→ INFORMATION GIVEN

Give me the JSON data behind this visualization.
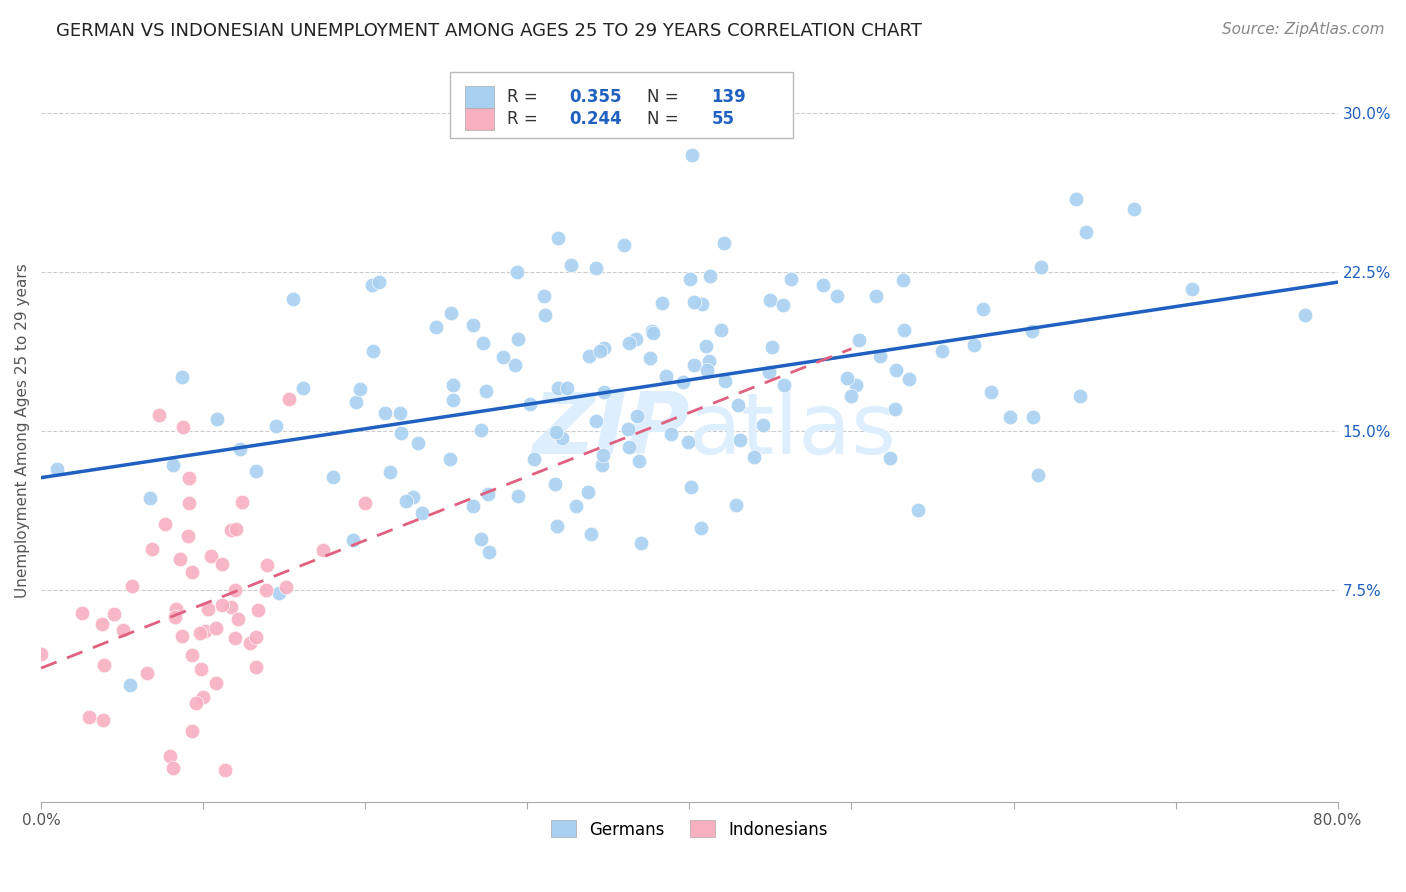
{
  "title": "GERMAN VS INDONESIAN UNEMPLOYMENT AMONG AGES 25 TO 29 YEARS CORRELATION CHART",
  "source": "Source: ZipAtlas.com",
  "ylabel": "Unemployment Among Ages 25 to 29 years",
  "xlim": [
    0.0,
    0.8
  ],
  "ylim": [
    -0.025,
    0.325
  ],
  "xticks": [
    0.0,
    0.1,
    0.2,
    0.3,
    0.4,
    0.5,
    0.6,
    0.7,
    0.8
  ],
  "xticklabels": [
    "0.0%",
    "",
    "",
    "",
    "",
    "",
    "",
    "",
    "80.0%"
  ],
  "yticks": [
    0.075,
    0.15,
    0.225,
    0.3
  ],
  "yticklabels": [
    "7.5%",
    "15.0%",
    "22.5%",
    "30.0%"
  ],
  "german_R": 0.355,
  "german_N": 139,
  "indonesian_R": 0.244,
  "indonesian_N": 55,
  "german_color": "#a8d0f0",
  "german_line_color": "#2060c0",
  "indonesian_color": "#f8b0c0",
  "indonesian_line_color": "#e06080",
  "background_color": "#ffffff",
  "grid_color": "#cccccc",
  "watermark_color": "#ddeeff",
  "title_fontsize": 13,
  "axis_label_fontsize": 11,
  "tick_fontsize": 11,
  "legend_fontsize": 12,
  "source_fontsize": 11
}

→ TASK OBJECTIVE
Repeat the records above exactly, leaving out any pictures they contain.

→ EXPECTED ANSWER
Give me the JSON data behind this visualization.
{
  "title": "GERMAN VS INDONESIAN UNEMPLOYMENT AMONG AGES 25 TO 29 YEARS CORRELATION CHART",
  "source": "Source: ZipAtlas.com",
  "ylabel": "Unemployment Among Ages 25 to 29 years",
  "xlim": [
    0.0,
    0.8
  ],
  "ylim": [
    -0.025,
    0.325
  ],
  "xticks": [
    0.0,
    0.1,
    0.2,
    0.3,
    0.4,
    0.5,
    0.6,
    0.7,
    0.8
  ],
  "xticklabels": [
    "0.0%",
    "",
    "",
    "",
    "",
    "",
    "",
    "",
    "80.0%"
  ],
  "yticks": [
    0.075,
    0.15,
    0.225,
    0.3
  ],
  "yticklabels": [
    "7.5%",
    "15.0%",
    "22.5%",
    "30.0%"
  ],
  "german_R": 0.355,
  "german_N": 139,
  "indonesian_R": 0.244,
  "indonesian_N": 55,
  "german_color": "#a8d0f0",
  "german_line_color": "#2060c0",
  "indonesian_color": "#f8b0c0",
  "indonesian_line_color": "#e06080",
  "background_color": "#ffffff",
  "grid_color": "#cccccc",
  "watermark_color": "#ddeeff",
  "title_fontsize": 13,
  "axis_label_fontsize": 11,
  "tick_fontsize": 11,
  "legend_fontsize": 12,
  "source_fontsize": 11
}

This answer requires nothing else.